OBJECTIVE: Can you edit the lines below so that every "primtrk" becomes "primary track", leaving everything else unchanged?

* begin SUPPLIED RECORDS *

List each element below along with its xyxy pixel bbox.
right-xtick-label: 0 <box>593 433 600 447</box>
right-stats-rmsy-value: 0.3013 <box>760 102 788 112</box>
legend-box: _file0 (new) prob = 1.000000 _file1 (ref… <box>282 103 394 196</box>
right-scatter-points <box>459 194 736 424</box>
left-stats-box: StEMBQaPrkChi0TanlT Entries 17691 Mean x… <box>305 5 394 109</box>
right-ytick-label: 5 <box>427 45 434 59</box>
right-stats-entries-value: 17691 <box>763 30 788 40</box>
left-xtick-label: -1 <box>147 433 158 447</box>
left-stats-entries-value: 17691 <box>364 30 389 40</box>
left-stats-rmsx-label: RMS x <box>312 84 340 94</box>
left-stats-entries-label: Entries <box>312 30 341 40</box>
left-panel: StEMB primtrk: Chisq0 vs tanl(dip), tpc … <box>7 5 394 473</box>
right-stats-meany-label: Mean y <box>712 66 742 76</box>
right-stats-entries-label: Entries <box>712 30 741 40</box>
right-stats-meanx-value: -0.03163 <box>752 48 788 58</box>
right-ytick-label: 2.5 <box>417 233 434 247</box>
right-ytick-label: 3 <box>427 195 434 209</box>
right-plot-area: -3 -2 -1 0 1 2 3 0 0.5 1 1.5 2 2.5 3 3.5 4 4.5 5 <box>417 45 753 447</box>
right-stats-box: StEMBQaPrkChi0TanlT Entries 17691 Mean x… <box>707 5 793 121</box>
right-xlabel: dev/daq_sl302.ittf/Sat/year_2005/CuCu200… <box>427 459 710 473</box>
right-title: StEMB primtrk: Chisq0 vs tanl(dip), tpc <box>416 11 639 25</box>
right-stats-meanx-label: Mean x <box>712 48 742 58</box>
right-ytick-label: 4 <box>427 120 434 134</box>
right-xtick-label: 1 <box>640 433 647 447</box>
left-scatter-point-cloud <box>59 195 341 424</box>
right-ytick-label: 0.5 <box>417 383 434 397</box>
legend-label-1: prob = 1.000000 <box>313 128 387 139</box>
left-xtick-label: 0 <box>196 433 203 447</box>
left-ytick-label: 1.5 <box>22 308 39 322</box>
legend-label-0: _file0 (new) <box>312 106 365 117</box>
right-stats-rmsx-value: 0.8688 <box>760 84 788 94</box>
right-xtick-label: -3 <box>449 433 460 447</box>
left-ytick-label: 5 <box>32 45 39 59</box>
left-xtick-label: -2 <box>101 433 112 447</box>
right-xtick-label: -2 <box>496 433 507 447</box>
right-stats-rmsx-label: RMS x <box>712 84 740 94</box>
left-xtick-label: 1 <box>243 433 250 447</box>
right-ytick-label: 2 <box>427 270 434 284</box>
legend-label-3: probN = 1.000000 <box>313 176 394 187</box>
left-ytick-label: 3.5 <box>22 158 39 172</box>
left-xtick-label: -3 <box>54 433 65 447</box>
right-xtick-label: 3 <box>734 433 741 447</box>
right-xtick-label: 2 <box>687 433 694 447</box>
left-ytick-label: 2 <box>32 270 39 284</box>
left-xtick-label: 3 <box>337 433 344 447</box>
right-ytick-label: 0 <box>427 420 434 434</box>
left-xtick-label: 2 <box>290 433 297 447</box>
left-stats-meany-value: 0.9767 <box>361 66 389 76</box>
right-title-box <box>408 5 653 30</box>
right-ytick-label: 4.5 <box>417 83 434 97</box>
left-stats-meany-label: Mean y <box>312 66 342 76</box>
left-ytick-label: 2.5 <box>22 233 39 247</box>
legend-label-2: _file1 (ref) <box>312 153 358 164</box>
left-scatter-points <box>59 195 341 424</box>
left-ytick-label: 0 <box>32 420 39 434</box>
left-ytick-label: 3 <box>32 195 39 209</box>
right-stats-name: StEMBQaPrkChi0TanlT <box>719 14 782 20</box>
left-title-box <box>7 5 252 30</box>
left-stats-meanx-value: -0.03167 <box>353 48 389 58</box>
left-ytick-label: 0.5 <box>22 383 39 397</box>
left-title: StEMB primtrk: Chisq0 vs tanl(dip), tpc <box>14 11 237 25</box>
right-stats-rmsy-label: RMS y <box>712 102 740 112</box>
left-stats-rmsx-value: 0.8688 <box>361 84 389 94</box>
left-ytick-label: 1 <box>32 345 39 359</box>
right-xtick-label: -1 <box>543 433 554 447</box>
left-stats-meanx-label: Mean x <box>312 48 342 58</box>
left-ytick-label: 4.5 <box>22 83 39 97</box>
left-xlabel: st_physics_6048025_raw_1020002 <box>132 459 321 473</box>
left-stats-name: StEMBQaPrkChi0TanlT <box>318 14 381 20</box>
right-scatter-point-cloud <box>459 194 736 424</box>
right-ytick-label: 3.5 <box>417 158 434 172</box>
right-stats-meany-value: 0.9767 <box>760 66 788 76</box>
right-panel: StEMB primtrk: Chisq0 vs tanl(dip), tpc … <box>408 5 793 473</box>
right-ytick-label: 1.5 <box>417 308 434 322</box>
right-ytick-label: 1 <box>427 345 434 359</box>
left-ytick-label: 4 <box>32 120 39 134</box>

* end SUPPLIED RECORDS *

WRITTEN REPLY:
List each element below along with its xyxy pixel bbox.
right-xtick-label: 0 <box>593 433 600 447</box>
right-stats-rmsy-value: 0.3013 <box>760 102 788 112</box>
legend-box: _file0 (new) prob = 1.000000 _file1 (ref… <box>282 103 394 196</box>
right-scatter-points <box>459 194 736 424</box>
left-stats-box: StEMBQaPrkChi0TanlT Entries 17691 Mean x… <box>305 5 394 109</box>
right-ytick-label: 5 <box>427 45 434 59</box>
right-stats-entries-value: 17691 <box>763 30 788 40</box>
left-xtick-label: -1 <box>147 433 158 447</box>
left-stats-entries-value: 17691 <box>364 30 389 40</box>
left-stats-rmsx-label: RMS x <box>312 84 340 94</box>
left-stats-entries-label: Entries <box>312 30 341 40</box>
left-panel: StEMB primary track: Chisq0 vs tanl(dip), tpc … <box>7 5 394 473</box>
right-stats-meany-label: Mean y <box>712 66 742 76</box>
right-stats-entries-label: Entries <box>712 30 741 40</box>
right-stats-meanx-value: -0.03163 <box>752 48 788 58</box>
right-ytick-label: 2.5 <box>417 233 434 247</box>
right-ytick-label: 3 <box>427 195 434 209</box>
right-plot-area: -3 -2 -1 0 1 2 3 0 0.5 1 1.5 2 2.5 3 3.5 4 4.5 5 <box>417 45 753 447</box>
right-stats-box: StEMBQaPrkChi0TanlT Entries 17691 Mean x… <box>707 5 793 121</box>
right-xlabel: dev/daq_sl302.ittf/Sat/year_2005/CuCu200… <box>427 459 710 473</box>
right-title: StEMB primary track: Chisq0 vs tanl(dip), tpc <box>416 11 639 25</box>
right-stats-meanx-label: Mean x <box>712 48 742 58</box>
right-ytick-label: 4 <box>427 120 434 134</box>
right-xtick-label: 1 <box>640 433 647 447</box>
left-scatter-point-cloud <box>59 195 341 424</box>
right-ytick-label: 0.5 <box>417 383 434 397</box>
legend-label-1: prob = 1.000000 <box>313 128 387 139</box>
left-xtick-label: 0 <box>196 433 203 447</box>
left-ytick-label: 1.5 <box>22 308 39 322</box>
legend-label-0: _file0 (new) <box>312 106 365 117</box>
right-stats-rmsx-value: 0.8688 <box>760 84 788 94</box>
right-xtick-label: -3 <box>449 433 460 447</box>
left-ytick-label: 5 <box>32 45 39 59</box>
left-xtick-label: -2 <box>101 433 112 447</box>
right-xtick-label: -2 <box>496 433 507 447</box>
right-stats-rmsx-label: RMS x <box>712 84 740 94</box>
left-xtick-label: 1 <box>243 433 250 447</box>
right-ytick-label: 2 <box>427 270 434 284</box>
legend-label-3: probN = 1.000000 <box>313 176 394 187</box>
left-ytick-label: 3.5 <box>22 158 39 172</box>
left-xtick-label: -3 <box>54 433 65 447</box>
right-xtick-label: 3 <box>734 433 741 447</box>
right-xtick-label: 2 <box>687 433 694 447</box>
left-ytick-label: 2 <box>32 270 39 284</box>
left-xtick-label: 3 <box>337 433 344 447</box>
right-ytick-label: 0 <box>427 420 434 434</box>
left-xtick-label: 2 <box>290 433 297 447</box>
left-stats-meany-value: 0.9767 <box>361 66 389 76</box>
right-title-box <box>408 5 653 30</box>
right-ytick-label: 4.5 <box>417 83 434 97</box>
left-stats-meany-label: Mean y <box>312 66 342 76</box>
left-ytick-label: 2.5 <box>22 233 39 247</box>
legend-label-2: _file1 (ref) <box>312 153 358 164</box>
left-scatter-points <box>59 195 341 424</box>
left-ytick-label: 0 <box>32 420 39 434</box>
left-ytick-label: 3 <box>32 195 39 209</box>
right-stats-name: StEMBQaPrkChi0TanlT <box>719 14 782 20</box>
left-title-box <box>7 5 252 30</box>
left-stats-meanx-value: -0.03167 <box>353 48 389 58</box>
left-ytick-label: 0.5 <box>22 383 39 397</box>
left-title: StEMB primary track: Chisq0 vs tanl(dip), tpc <box>14 11 237 25</box>
right-stats-rmsy-label: RMS y <box>712 102 740 112</box>
left-stats-rmsx-value: 0.8688 <box>361 84 389 94</box>
left-ytick-label: 1 <box>32 345 39 359</box>
right-xtick-label: -1 <box>543 433 554 447</box>
left-stats-meanx-label: Mean x <box>312 48 342 58</box>
left-ytick-label: 4.5 <box>22 83 39 97</box>
left-xlabel: st_physics_6048025_raw_1020002 <box>132 459 321 473</box>
left-stats-name: StEMBQaPrkChi0TanlT <box>318 14 381 20</box>
right-scatter-point-cloud <box>459 194 736 424</box>
right-ytick-label: 3.5 <box>417 158 434 172</box>
right-stats-meany-value: 0.9767 <box>760 66 788 76</box>
right-panel: StEMB primary track: Chisq0 vs tanl(dip), tpc … <box>408 5 793 473</box>
right-ytick-label: 1.5 <box>417 308 434 322</box>
right-ytick-label: 1 <box>427 345 434 359</box>
left-ytick-label: 4 <box>32 120 39 134</box>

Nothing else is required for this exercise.